What You Will Do
- Design, document, and implement predictive models and machine learning algorithms that demonstrate clear ROI to business stakeholders. Test and refine these models rapidly in response to new data and business needs.
- Lead early-stage discussions on data potential and predictive insights to influence project scopes and deliverables, ensuring alignment with strategic goals.
- Architect and manage robust, scalable data pipelines to support ongoing data ingestion and analysis, optimizing for speed and data integrity.
- Utilize advanced technologies in AI and machine learning, including TensorFlow, PyTorch, and Azure Data and AI services, to enhance analytics capabilities.
- Translate complex business needs into clear technical and functional specifications to ensure precise implementation of data solutions.
- Work collaboratively across functional teams to integrate data insights into business processes and decision-making frameworks, enhancing the collective data competency of the organization.
- Strategic Contribution: Digital Risk Management, Lead the implementation of strategic initiatives and maintain a robust framework using industry standards (NIST, COBIT, ISO 27001) to mitigate cybersecurity threats and safeguard data.
- Compliance and Gap Assessment: Ensure adherence to evolving regulatory requirements and industry standards (ADHICS, NESA, PCI-DSS, ISO 27001, ISO 27701, ISO 22301, ISO 28000, SWIFT KYC), minimizing compliance risks.
- Vendor Risk Management: Develop and implement a comprehensive strategy to manage vendor-related risks aligned with the organization's risk appetite and business objectives.

◇ ◇ ◇ ◇ ◇ ◇ ◇

• **PROBLEM A**
According to the job description, which industry standards should the digital risk management framework use?
• **PROBLEM B**
Copy the job description word for word, from "- Lead early-stage" up to and including "and data integrity.".
• **PROBLEM C**
Continue the job description past its final item, in the same form and style.

◇ ◇ ◇ ◇ ◇ ◇ ◇

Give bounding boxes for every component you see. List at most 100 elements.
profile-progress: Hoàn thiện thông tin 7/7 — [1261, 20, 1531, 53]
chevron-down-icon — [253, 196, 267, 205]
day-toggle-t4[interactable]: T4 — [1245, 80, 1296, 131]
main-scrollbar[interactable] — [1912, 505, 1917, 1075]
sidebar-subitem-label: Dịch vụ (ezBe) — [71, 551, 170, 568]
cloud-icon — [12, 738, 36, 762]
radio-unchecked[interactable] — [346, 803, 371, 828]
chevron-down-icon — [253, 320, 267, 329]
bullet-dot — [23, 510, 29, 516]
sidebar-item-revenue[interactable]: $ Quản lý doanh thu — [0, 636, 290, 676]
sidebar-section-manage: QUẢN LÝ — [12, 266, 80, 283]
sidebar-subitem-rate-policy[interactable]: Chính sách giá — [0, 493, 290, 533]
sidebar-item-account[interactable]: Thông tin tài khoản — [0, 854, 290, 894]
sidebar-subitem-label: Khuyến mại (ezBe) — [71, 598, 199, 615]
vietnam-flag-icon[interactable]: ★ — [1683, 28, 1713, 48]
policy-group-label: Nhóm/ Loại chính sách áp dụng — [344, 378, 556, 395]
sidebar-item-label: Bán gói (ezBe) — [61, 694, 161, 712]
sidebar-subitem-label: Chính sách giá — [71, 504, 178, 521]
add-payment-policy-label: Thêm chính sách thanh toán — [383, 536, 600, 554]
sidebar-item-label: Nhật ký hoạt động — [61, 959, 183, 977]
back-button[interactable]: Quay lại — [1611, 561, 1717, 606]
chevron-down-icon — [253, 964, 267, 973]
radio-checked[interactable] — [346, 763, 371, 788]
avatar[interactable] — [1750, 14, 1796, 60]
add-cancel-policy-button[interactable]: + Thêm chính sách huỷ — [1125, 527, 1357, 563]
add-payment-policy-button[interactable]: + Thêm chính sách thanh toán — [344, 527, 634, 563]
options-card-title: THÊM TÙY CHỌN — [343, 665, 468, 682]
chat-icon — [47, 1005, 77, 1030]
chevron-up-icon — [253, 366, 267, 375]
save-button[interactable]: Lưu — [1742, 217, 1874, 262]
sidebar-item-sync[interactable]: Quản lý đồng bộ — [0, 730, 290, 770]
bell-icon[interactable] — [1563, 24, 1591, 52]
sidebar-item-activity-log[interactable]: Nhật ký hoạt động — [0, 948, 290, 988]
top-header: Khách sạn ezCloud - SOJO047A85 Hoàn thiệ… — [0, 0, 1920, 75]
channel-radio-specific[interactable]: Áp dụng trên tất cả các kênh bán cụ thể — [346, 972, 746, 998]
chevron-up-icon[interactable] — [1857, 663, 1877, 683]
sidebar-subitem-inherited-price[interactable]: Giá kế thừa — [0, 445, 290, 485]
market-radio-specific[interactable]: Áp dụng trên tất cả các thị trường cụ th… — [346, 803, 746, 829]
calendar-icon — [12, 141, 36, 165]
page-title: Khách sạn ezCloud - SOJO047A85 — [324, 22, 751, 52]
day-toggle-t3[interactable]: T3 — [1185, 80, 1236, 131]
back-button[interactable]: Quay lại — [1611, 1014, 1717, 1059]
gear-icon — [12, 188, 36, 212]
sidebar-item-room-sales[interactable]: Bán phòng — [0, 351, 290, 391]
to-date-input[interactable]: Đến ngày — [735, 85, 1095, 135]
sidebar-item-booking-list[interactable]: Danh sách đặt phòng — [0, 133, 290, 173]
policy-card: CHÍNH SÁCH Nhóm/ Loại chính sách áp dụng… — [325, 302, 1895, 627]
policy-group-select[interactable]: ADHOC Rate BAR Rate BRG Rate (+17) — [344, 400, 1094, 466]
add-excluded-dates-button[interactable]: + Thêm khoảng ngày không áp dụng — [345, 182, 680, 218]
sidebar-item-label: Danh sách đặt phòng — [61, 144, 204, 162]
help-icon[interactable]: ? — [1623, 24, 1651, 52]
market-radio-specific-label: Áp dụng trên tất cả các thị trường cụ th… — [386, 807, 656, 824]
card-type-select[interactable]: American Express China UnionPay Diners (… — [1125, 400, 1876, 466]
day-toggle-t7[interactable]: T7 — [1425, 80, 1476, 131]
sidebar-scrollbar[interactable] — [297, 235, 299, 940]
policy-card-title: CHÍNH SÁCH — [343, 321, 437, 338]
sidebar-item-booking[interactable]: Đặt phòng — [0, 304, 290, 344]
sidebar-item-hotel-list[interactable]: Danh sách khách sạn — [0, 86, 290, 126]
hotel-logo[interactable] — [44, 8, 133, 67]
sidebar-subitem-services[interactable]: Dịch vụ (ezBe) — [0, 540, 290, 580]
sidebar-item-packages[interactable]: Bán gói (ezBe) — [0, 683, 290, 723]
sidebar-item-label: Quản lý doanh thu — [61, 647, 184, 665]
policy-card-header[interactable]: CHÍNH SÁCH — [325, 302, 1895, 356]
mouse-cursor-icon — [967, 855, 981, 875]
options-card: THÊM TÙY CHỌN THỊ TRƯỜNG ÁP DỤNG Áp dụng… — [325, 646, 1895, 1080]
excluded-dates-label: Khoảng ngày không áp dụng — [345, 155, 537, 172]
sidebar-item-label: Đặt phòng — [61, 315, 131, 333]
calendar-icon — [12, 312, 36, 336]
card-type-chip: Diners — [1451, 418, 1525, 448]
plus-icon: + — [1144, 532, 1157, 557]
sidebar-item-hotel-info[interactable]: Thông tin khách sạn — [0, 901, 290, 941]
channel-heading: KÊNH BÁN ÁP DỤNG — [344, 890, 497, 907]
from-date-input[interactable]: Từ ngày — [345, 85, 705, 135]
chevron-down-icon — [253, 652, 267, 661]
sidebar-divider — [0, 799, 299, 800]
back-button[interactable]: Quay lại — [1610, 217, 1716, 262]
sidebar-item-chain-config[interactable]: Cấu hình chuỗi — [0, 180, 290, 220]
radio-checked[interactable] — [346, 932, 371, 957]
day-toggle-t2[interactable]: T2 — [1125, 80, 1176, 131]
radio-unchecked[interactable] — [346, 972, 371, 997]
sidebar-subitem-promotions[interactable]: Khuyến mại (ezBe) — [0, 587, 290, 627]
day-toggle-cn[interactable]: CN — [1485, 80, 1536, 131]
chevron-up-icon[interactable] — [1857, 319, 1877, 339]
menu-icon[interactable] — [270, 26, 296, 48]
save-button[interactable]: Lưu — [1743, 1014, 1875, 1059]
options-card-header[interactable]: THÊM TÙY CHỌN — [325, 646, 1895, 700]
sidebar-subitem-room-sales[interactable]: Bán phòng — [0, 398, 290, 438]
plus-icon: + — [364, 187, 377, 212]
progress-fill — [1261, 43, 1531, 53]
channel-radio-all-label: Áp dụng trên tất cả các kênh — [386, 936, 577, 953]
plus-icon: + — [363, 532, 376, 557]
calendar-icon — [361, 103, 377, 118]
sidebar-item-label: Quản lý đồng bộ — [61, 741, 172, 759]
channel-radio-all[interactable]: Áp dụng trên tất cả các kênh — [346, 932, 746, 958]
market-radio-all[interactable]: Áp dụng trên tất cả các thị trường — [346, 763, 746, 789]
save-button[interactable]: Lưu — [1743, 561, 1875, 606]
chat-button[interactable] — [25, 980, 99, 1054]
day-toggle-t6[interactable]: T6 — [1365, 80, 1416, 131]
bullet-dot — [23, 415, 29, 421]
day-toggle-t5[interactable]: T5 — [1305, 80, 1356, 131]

◇ ◇ ◇ ◇ ◇ ◇ ◇

• **EXERCISE RESULT A**
NIST, COBIT, and ISO 27001.

• **EXERCISE RESULT B**
- Lead early-stage discussions on data potential and predictive insights to influence project scopes and deliverables, ensuring alignment with strategic goals.
- Architect and manage robust, scalable data pipelines to support ongoing data ingestion and analysis, optimizing for speed and data integrity.

• **EXERCISE RESULT C**
Required Skills To Be Successful
- Machine Learning Development and Prototyping: Pulling datasets from SQL, Serializing ML models
- Data Analysis and Experimentation: Conducting inferential analyses and data investigations
- Communication and Collaboration: Clearly communicating ML/algorithm designs to cross-functional teams.
- Technical Proficiency:Proficiency in scripting languages (SQL, Python, Spark)
- Experience with Azure tools (Databricks, Azure ML, etc.) and developer tools (Azure DevOps/GitHub, Docker)
- Experience in MLOps and ML Frameworks:Proficiency in MLOps and LLMOps practices
- Experience with ML libraries and frameworks (TensorFlow, PyTorch, MLFlow, OpenAI, LangChain)
What Equips You For The Role
- 15+ years of working experience in data science, with at least 5 years working in developing and deployment ML/DL solutions focused on batch and real-time data pipelines and 3+ years working as Data Science Lead
- Proven record of delivering business impact through analytics solutions
- Experience with probability and statistics inclusive of machine learning, optimization, forecasting and experimental design.